• **WHAT YOU WILL DO**:
What is the number of lines in these entries that include "Radial"? Write that number and no other text.

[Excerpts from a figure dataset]
====

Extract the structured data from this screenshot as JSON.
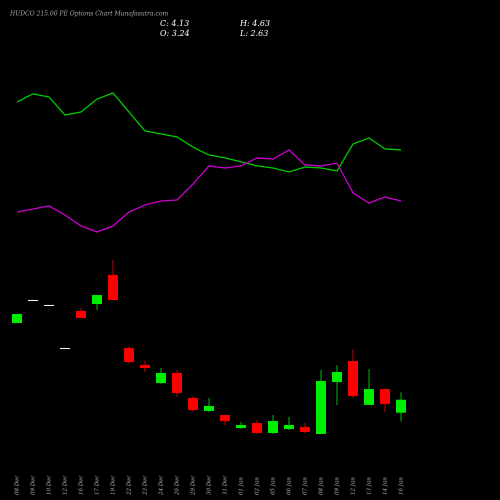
{
  "chart_data": {
    "type": "candlestick",
    "title": "HUDCO 215.00 PE Options Chart Munafasutra.com",
    "summary": [
      "C: 4.13",
      "H: 4.63",
      "O: 3.24",
      "L: 2.63"
    ],
    "categories": [
      "08 Dec",
      "09 Dec",
      "10 Dec",
      "12 Dec",
      "16 Dec",
      "17 Dec",
      "19 Dec",
      "22 Dec",
      "23 Dec",
      "24 Dec",
      "26 Dec",
      "29 Dec",
      "30 Dec",
      "31 Dec",
      "01 Jan",
      "02 Jan",
      "05 Jan",
      "06 Jan",
      "07 Jan",
      "08 Jan",
      "09 Jan",
      "12 Jan",
      "13 Jan",
      "14 Jan",
      "16 Jan"
    ],
    "open": [
      9.38,
      10.96,
      10.62,
      7.67,
      10.21,
      10.68,
      12.67,
      7.67,
      6.51,
      5.27,
      5.96,
      4.25,
      3.36,
      3.08,
      2.19,
      2.53,
      1.85,
      2.12,
      2.26,
      1.78,
      5.34,
      6.78,
      3.77,
      4.86,
      3.24
    ],
    "high": [
      10.0,
      10.96,
      10.62,
      7.67,
      10.41,
      11.3,
      13.7,
      7.81,
      6.78,
      6.3,
      6.16,
      4.38,
      4.25,
      3.08,
      2.6,
      2.74,
      3.08,
      2.95,
      2.53,
      6.16,
      6.51,
      7.6,
      6.23,
      4.86,
      4.63
    ],
    "low": [
      9.38,
      10.96,
      10.62,
      7.67,
      9.73,
      10.27,
      10.96,
      6.58,
      6.03,
      5.21,
      4.32,
      3.29,
      3.29,
      2.4,
      2.12,
      1.78,
      1.78,
      2.05,
      1.85,
      1.78,
      3.77,
      4.25,
      3.77,
      3.29,
      2.63
    ],
    "close": [
      10.0,
      10.96,
      10.62,
      7.67,
      9.73,
      11.3,
      10.96,
      6.71,
      6.3,
      5.96,
      4.59,
      3.42,
      3.7,
      2.67,
      2.4,
      1.85,
      2.67,
      2.4,
      1.92,
      5.41,
      6.03,
      4.38,
      4.86,
      3.84,
      4.13
    ],
    "up_color": "#00ee00",
    "down_color": "#ff0000",
    "flat_color": "#ffffff",
    "ylim": [
      0,
      14
    ],
    "y2lim": [
      0,
      100
    ],
    "series": [
      {
        "color": "#00cc00",
        "axis": "y2",
        "values": [
          86.3,
          91.3,
          89.4,
          78.1,
          80,
          88.1,
          91.9,
          80,
          68.1,
          66.3,
          64.4,
          58.1,
          53.1,
          51.3,
          48.8,
          46.3,
          45,
          42.5,
          45.6,
          45,
          43.1,
          60,
          63.8,
          56.9,
          56.3
        ]
      },
      {
        "color": "#cc00cc",
        "axis": "y2",
        "values": [
          17.5,
          19.4,
          21.3,
          15.6,
          8.8,
          5,
          8.8,
          17.5,
          21.9,
          24.4,
          25,
          35,
          46.3,
          45,
          46.3,
          51.3,
          50.6,
          56.3,
          46.9,
          46.3,
          48.1,
          29.4,
          23.1,
          26.9,
          24.4
        ]
      }
    ]
  }
}
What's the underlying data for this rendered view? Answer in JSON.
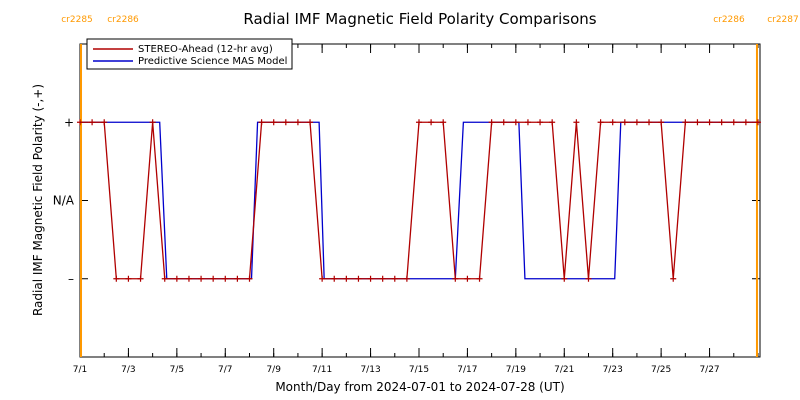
{
  "chart_data": {
    "type": "line",
    "title": "Radial IMF Magnetic Field Polarity Comparisons",
    "xlabel": "Month/Day from 2024-07-01 to 2024-07-28 (UT)",
    "ylabel": "Radial IMF Magnetic Field Polarity (-,+)",
    "xlim": [
      "2024-07-01T00:00",
      "2024-07-29T02:00"
    ],
    "x_ticks": [
      {
        "date": "2024-07-01",
        "label": "7/1"
      },
      {
        "date": "2024-07-03",
        "label": "7/3"
      },
      {
        "date": "2024-07-05",
        "label": "7/5"
      },
      {
        "date": "2024-07-07",
        "label": "7/7"
      },
      {
        "date": "2024-07-09",
        "label": "7/9"
      },
      {
        "date": "2024-07-11",
        "label": "7/11"
      },
      {
        "date": "2024-07-13",
        "label": "7/13"
      },
      {
        "date": "2024-07-15",
        "label": "7/15"
      },
      {
        "date": "2024-07-17",
        "label": "7/17"
      },
      {
        "date": "2024-07-19",
        "label": "7/19"
      },
      {
        "date": "2024-07-21",
        "label": "7/21"
      },
      {
        "date": "2024-07-23",
        "label": "7/23"
      },
      {
        "date": "2024-07-25",
        "label": "7/25"
      },
      {
        "date": "2024-07-27",
        "label": "7/27"
      }
    ],
    "y_categories": [
      {
        "value": 1,
        "label": "+"
      },
      {
        "value": 0,
        "label": "N/A"
      },
      {
        "value": -1,
        "label": "–"
      }
    ],
    "ylim": [
      -2,
      2
    ],
    "carrington_markers": [
      {
        "label": "cr2285",
        "date": "2024-07-01T01:00"
      },
      {
        "label": "cr2286",
        "date": "2024-07-01T01:00"
      },
      {
        "label": "cr2286",
        "date": "2024-07-28T23:00"
      },
      {
        "label": "cr2287",
        "date": "2024-07-28T23:00"
      }
    ],
    "legend": {
      "position": "top-left"
    },
    "series": [
      {
        "name": "STEREO-Ahead (12-hr avg)",
        "color": "#b00000",
        "markers": true,
        "points": [
          [
            "2024-07-01T00:00",
            1
          ],
          [
            "2024-07-01T12:00",
            1
          ],
          [
            "2024-07-02T00:00",
            1
          ],
          [
            "2024-07-02T12:00",
            -1
          ],
          [
            "2024-07-03T00:00",
            -1
          ],
          [
            "2024-07-03T12:00",
            -1
          ],
          [
            "2024-07-04T00:00",
            1
          ],
          [
            "2024-07-04T12:00",
            -1
          ],
          [
            "2024-07-05T00:00",
            -1
          ],
          [
            "2024-07-05T12:00",
            -1
          ],
          [
            "2024-07-06T00:00",
            -1
          ],
          [
            "2024-07-06T12:00",
            -1
          ],
          [
            "2024-07-07T00:00",
            -1
          ],
          [
            "2024-07-07T12:00",
            -1
          ],
          [
            "2024-07-08T00:00",
            -1
          ],
          [
            "2024-07-08T12:00",
            1
          ],
          [
            "2024-07-09T00:00",
            1
          ],
          [
            "2024-07-09T12:00",
            1
          ],
          [
            "2024-07-10T00:00",
            1
          ],
          [
            "2024-07-10T12:00",
            1
          ],
          [
            "2024-07-11T00:00",
            -1
          ],
          [
            "2024-07-11T12:00",
            -1
          ],
          [
            "2024-07-12T00:00",
            -1
          ],
          [
            "2024-07-12T12:00",
            -1
          ],
          [
            "2024-07-13T00:00",
            -1
          ],
          [
            "2024-07-13T12:00",
            -1
          ],
          [
            "2024-07-14T00:00",
            -1
          ],
          [
            "2024-07-14T12:00",
            -1
          ],
          [
            "2024-07-15T00:00",
            1
          ],
          [
            "2024-07-15T12:00",
            1
          ],
          [
            "2024-07-16T00:00",
            1
          ],
          [
            "2024-07-16T12:00",
            -1
          ],
          [
            "2024-07-17T00:00",
            -1
          ],
          [
            "2024-07-17T12:00",
            -1
          ],
          [
            "2024-07-18T00:00",
            1
          ],
          [
            "2024-07-18T12:00",
            1
          ],
          [
            "2024-07-19T00:00",
            1
          ],
          [
            "2024-07-19T12:00",
            1
          ],
          [
            "2024-07-20T00:00",
            1
          ],
          [
            "2024-07-20T12:00",
            1
          ],
          [
            "2024-07-21T00:00",
            -1
          ],
          [
            "2024-07-21T12:00",
            1
          ],
          [
            "2024-07-22T00:00",
            -1
          ],
          [
            "2024-07-22T12:00",
            1
          ],
          [
            "2024-07-23T00:00",
            1
          ],
          [
            "2024-07-23T12:00",
            1
          ],
          [
            "2024-07-24T00:00",
            1
          ],
          [
            "2024-07-24T12:00",
            1
          ],
          [
            "2024-07-25T00:00",
            1
          ],
          [
            "2024-07-25T12:00",
            -1
          ],
          [
            "2024-07-26T00:00",
            1
          ],
          [
            "2024-07-26T12:00",
            1
          ],
          [
            "2024-07-27T00:00",
            1
          ],
          [
            "2024-07-27T12:00",
            1
          ],
          [
            "2024-07-28T00:00",
            1
          ],
          [
            "2024-07-28T12:00",
            1
          ],
          [
            "2024-07-29T00:00",
            1
          ]
        ]
      },
      {
        "name": "Predictive Science MAS Model",
        "color": "#0000cc",
        "markers": false,
        "points": [
          [
            "2024-07-01T00:00",
            1
          ],
          [
            "2024-07-04T07:00",
            1
          ],
          [
            "2024-07-04T14:00",
            -1
          ],
          [
            "2024-07-08T02:00",
            -1
          ],
          [
            "2024-07-08T08:00",
            1
          ],
          [
            "2024-07-10T21:00",
            1
          ],
          [
            "2024-07-11T02:00",
            -1
          ],
          [
            "2024-07-16T12:00",
            -1
          ],
          [
            "2024-07-16T20:00",
            1
          ],
          [
            "2024-07-19T03:00",
            1
          ],
          [
            "2024-07-19T09:00",
            -1
          ],
          [
            "2024-07-23T02:00",
            -1
          ],
          [
            "2024-07-23T08:00",
            1
          ],
          [
            "2024-07-29T00:00",
            1
          ]
        ]
      }
    ]
  }
}
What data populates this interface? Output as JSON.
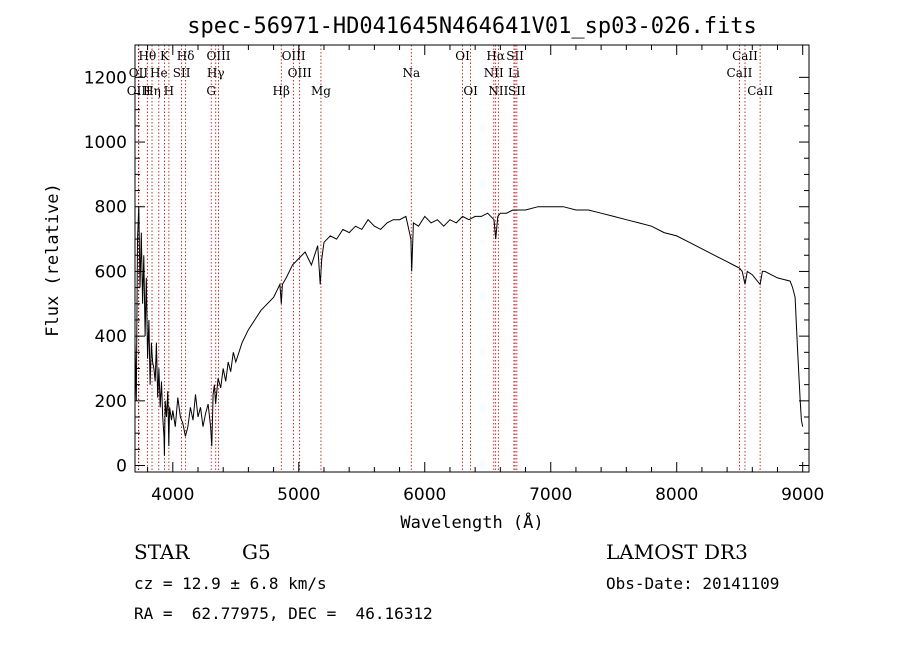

====

• **WRITTEN ANSWER**:
2